The task. Look through the data below. Collect every line where the word "Америка" occurs.

[Data entries]
<<<<

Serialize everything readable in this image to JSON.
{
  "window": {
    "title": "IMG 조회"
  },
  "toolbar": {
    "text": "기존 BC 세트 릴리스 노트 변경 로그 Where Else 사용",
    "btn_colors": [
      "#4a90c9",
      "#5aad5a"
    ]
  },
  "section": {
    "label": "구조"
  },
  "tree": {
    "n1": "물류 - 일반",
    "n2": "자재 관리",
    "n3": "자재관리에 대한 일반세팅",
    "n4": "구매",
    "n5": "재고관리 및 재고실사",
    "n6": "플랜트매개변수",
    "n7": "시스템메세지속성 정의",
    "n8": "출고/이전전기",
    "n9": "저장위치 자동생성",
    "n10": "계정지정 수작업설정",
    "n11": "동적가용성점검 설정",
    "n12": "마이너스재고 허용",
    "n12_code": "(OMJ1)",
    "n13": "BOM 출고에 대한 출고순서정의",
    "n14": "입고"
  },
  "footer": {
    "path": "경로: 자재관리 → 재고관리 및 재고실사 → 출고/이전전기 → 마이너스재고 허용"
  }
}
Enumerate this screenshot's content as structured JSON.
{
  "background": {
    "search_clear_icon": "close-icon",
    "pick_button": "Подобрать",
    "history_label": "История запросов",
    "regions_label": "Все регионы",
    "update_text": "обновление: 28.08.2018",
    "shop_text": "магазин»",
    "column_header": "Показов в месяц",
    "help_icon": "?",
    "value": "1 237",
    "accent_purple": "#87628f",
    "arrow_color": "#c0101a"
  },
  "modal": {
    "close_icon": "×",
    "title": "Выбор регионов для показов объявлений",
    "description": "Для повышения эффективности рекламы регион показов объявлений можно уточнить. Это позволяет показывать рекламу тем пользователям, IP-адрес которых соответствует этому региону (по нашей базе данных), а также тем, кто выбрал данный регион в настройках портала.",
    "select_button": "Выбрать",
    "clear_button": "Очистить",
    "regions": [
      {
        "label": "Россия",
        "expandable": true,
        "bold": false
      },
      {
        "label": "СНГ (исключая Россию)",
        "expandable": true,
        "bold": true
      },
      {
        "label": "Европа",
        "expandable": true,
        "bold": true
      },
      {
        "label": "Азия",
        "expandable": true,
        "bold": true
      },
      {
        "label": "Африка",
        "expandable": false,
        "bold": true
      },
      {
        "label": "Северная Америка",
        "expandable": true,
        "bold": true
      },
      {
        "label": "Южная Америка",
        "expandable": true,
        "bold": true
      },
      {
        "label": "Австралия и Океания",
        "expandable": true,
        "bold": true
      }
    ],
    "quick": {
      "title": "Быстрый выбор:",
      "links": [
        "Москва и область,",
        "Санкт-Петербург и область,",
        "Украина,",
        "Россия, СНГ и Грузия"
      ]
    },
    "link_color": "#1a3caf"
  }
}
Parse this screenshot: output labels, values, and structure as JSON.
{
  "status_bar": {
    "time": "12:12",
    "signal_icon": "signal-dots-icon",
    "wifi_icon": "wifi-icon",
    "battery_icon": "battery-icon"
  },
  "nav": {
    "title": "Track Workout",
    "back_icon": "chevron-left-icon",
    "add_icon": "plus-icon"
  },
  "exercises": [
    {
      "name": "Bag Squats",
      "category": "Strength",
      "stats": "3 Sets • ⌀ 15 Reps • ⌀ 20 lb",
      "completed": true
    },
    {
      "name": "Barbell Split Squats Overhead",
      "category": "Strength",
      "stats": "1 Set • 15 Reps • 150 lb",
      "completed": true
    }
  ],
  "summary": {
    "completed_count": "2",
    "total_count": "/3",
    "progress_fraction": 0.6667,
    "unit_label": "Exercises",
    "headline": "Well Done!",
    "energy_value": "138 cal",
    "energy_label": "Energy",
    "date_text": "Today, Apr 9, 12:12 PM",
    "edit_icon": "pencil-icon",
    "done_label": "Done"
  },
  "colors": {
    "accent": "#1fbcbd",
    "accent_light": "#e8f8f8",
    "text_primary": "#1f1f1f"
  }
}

>>>>

Finished task.
        "label": "Северная Америка",
        "label": "Южная Америка",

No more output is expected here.